◆ **TASK INPUTS**
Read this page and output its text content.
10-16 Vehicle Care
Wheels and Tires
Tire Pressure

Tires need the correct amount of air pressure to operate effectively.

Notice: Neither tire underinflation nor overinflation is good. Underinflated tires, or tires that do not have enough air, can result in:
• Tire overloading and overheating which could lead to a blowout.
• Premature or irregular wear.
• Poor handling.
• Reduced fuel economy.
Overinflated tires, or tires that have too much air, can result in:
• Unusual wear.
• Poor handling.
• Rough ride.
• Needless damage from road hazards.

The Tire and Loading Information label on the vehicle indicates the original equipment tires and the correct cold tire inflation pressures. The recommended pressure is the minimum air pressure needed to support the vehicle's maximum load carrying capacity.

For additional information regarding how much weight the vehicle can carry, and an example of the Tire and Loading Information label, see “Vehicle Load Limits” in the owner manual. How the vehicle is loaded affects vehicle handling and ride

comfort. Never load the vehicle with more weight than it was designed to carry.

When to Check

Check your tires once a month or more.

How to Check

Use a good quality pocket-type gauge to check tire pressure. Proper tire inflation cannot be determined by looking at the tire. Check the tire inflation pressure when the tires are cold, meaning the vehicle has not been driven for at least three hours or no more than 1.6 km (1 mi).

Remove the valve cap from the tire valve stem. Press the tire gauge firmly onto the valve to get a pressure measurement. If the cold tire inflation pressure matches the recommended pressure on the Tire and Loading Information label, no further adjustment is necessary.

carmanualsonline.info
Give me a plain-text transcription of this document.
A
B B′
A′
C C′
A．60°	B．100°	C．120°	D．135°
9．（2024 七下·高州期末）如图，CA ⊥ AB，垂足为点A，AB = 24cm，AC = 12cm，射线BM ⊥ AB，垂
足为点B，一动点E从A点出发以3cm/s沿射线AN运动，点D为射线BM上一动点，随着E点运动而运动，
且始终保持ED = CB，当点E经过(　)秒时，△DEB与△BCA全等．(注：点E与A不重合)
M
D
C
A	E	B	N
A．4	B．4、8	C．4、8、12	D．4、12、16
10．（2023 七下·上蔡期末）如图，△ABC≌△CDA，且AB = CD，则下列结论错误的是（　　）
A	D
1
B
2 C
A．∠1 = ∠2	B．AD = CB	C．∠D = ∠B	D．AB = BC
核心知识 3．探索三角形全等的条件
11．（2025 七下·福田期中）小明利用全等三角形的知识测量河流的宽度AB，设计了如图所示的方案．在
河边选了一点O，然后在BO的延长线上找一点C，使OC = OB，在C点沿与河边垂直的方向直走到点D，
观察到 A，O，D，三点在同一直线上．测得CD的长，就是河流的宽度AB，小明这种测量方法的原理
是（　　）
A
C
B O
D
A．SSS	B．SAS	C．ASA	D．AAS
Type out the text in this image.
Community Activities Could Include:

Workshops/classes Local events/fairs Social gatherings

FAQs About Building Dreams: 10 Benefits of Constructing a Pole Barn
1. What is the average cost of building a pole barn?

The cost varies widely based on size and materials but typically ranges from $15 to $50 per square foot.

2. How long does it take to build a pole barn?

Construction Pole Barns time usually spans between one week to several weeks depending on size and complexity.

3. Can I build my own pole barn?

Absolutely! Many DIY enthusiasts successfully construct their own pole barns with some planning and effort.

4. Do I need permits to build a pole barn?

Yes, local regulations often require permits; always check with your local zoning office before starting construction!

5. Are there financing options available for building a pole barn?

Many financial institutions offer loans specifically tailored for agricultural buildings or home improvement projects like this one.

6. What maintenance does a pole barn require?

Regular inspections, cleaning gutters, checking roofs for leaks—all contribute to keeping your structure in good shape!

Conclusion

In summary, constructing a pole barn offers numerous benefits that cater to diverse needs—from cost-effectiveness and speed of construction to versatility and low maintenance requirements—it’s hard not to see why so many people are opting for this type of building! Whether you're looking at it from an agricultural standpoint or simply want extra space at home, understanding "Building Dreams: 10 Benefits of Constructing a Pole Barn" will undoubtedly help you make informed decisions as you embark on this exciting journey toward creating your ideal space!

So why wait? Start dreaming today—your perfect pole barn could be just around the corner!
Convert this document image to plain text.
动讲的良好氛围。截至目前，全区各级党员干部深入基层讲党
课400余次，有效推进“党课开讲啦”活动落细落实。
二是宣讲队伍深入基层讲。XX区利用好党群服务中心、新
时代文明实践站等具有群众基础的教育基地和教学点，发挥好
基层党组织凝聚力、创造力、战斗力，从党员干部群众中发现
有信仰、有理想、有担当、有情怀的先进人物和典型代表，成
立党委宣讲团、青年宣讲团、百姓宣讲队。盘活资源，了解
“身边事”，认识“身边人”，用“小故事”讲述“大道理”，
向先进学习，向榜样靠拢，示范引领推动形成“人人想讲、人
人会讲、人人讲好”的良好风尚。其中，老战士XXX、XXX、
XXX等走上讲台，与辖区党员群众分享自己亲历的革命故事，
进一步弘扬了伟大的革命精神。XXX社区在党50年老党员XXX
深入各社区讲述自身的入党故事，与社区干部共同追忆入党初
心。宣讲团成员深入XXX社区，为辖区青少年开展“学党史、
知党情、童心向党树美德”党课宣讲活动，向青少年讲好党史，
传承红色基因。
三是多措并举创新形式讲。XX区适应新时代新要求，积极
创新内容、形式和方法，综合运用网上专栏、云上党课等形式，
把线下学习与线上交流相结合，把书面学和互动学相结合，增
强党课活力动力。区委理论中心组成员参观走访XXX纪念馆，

◆ **THE EXERCISE**
In the listing above, find each line with the word "permits" and copy it.

◆ **SOLUTION FOR THIS PROBLEM**
4. Do I need permits to build a pole barn?
Yes, local regulations often require permits; always check with your local zoning office before starting construction!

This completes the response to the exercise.